<<<<
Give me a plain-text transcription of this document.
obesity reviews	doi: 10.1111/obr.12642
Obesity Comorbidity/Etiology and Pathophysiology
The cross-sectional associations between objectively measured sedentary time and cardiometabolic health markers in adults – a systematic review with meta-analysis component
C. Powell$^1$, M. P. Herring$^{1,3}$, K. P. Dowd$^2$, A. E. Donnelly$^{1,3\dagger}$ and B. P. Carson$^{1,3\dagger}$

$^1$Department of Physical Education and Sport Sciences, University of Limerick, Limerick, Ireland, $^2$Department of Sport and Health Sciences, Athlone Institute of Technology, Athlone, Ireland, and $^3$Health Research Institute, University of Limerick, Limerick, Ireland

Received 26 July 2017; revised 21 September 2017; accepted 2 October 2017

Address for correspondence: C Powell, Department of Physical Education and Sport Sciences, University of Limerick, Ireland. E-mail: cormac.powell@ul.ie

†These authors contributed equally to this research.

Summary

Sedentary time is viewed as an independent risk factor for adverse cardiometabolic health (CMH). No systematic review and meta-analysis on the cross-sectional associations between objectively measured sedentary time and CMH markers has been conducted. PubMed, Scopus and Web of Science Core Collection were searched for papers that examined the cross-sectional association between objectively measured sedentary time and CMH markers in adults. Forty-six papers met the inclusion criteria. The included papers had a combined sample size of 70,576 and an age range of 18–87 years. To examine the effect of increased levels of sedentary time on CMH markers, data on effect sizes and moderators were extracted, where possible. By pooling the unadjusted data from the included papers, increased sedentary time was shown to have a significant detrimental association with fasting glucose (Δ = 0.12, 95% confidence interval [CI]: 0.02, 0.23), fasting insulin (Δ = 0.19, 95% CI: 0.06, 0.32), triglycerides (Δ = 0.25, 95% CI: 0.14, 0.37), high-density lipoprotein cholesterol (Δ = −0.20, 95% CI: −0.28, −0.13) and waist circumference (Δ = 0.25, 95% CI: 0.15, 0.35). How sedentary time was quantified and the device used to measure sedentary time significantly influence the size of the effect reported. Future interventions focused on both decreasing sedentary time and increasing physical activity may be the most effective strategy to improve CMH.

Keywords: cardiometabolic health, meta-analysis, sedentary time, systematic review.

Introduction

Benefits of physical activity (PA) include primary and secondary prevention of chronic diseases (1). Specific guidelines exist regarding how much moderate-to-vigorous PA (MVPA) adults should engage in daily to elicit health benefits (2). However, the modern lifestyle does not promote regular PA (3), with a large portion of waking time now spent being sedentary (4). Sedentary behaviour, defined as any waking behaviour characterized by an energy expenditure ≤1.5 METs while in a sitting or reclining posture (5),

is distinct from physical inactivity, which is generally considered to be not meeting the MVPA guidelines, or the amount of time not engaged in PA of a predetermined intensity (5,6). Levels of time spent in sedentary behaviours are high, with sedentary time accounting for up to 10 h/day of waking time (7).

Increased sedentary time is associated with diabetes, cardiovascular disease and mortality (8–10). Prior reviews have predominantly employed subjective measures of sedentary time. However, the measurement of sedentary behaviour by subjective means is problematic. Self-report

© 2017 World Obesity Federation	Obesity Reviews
>>>>
### About this exercise
Give the number of lines in the entries that include the string "high", and nothing else.

### Answer section
2